## The problem
Your task is to print every entry below exactly as given.

## Records for processing
■ ■ ■ ■ ■

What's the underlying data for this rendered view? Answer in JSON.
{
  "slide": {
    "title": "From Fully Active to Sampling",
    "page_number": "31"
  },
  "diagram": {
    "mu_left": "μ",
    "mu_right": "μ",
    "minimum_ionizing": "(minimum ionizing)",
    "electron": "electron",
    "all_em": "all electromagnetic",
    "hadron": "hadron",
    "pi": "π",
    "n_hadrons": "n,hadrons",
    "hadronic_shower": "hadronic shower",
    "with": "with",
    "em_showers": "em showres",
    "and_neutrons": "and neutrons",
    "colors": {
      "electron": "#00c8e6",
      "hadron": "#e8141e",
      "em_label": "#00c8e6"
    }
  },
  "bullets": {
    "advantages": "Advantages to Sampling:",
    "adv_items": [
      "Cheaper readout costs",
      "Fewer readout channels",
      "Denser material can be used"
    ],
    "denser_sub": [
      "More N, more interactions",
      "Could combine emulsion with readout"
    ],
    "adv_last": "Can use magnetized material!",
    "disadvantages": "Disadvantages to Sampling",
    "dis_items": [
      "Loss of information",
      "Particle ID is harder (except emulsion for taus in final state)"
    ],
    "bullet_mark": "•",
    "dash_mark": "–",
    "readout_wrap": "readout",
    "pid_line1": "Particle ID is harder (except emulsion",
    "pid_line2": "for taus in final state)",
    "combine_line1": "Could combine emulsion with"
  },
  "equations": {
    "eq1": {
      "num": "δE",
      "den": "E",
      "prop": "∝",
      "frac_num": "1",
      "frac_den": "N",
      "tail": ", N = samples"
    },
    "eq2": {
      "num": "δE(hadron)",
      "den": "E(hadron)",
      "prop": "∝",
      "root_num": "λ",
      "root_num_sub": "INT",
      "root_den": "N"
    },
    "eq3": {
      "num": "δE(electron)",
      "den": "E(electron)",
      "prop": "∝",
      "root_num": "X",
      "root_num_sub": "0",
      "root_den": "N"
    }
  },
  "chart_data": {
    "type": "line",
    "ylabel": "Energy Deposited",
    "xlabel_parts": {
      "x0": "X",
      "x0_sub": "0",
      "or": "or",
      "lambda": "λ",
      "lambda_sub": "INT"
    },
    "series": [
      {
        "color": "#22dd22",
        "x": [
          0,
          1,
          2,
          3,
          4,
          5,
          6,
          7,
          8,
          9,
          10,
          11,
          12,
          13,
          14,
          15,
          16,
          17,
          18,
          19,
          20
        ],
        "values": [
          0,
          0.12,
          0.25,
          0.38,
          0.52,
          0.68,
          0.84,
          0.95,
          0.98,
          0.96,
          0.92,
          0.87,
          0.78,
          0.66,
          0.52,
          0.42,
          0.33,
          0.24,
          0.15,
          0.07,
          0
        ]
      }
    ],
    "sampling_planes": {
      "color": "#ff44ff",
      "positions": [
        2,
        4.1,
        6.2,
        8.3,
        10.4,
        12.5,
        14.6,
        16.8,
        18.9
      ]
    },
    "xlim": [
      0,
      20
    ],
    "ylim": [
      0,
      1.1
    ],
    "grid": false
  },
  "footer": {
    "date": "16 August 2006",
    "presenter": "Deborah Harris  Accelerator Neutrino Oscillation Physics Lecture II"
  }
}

■ ■ ■ ■ ■

## Solved problem
What's the underlying data for this rendered view? Answer in JSON.
{
  "slide": {
    "title": "From Fully Active to Sampling",
    "page_number": "31"
  },
  "diagram": {
    "mu_left": "μ",
    "mu_right": "μ",
    "minimum_ionizing": "(minimum ionizing)",
    "electron": "electron",
    "all_em": "all electromagnetic",
    "hadron": "hadron",
    "pi": "π",
    "n_hadrons": "n,hadrons",
    "hadronic_shower": "hadronic shower",
    "with": "with",
    "em_showers": "em showres",
    "and_neutrons": "and neutrons",
    "colors": {
      "electron": "#00c8e6",
      "hadron": "#e8141e",
      "em_label": "#00c8e6"
    }
  },
  "bullets": {
    "advantages": "Advantages to Sampling:",
    "adv_items": [
      "Cheaper readout costs",
      "Fewer readout channels",
      "Denser material can be used"
    ],
    "denser_sub": [
      "More N, more interactions",
      "Could combine emulsion with readout"
    ],
    "adv_last": "Can use magnetized material!",
    "disadvantages": "Disadvantages to Sampling",
    "dis_items": [
      "Loss of information",
      "Particle ID is harder (except emulsion for taus in final state)"
    ],
    "bullet_mark": "•",
    "dash_mark": "–",
    "readout_wrap": "readout",
    "pid_line1": "Particle ID is harder (except emulsion",
    "pid_line2": "for taus in final state)",
    "combine_line1": "Could combine emulsion with"
  },
  "equations": {
    "eq1": {
      "num": "δE",
      "den": "E",
      "prop": "∝",
      "frac_num": "1",
      "frac_den": "N",
      "tail": ", N = samples"
    },
    "eq2": {
      "num": "δE(hadron)",
      "den": "E(hadron)",
      "prop": "∝",
      "root_num": "λ",
      "root_num_sub": "INT",
      "root_den": "N"
    },
    "eq3": {
      "num": "δE(electron)",
      "den": "E(electron)",
      "prop": "∝",
      "root_num": "X",
      "root_num_sub": "0",
      "root_den": "N"
    }
  },
  "chart_data": {
    "type": "line",
    "ylabel": "Energy Deposited",
    "xlabel_parts": {
      "x0": "X",
      "x0_sub": "0",
      "or": "or",
      "lambda": "λ",
      "lambda_sub": "INT"
    },
    "series": [
      {
        "color": "#22dd22",
        "x": [
          0,
          1,
          2,
          3,
          4,
          5,
          6,
          7,
          8,
          9,
          10,
          11,
          12,
          13,
          14,
          15,
          16,
          17,
          18,
          19,
          20
        ],
        "values": [
          0,
          0.12,
          0.25,
          0.38,
          0.52,
          0.68,
          0.84,
          0.95,
          0.98,
          0.96,
          0.92,
          0.87,
          0.78,
          0.66,
          0.52,
          0.42,
          0.33,
          0.24,
          0.15,
          0.07,
          0
        ]
      }
    ],
    "sampling_planes": {
      "color": "#ff44ff",
      "positions": [
        2,
        4.1,
        6.2,
        8.3,
        10.4,
        12.5,
        14.6,
        16.8,
        18.9
      ]
    },
    "xlim": [
      0,
      20
    ],
    "ylim": [
      0,
      1.1
    ],
    "grid": false
  },
  "footer": {
    "date": "16 August 2006",
    "presenter": "Deborah Harris  Accelerator Neutrino Oscillation Physics Lecture II"
  }
}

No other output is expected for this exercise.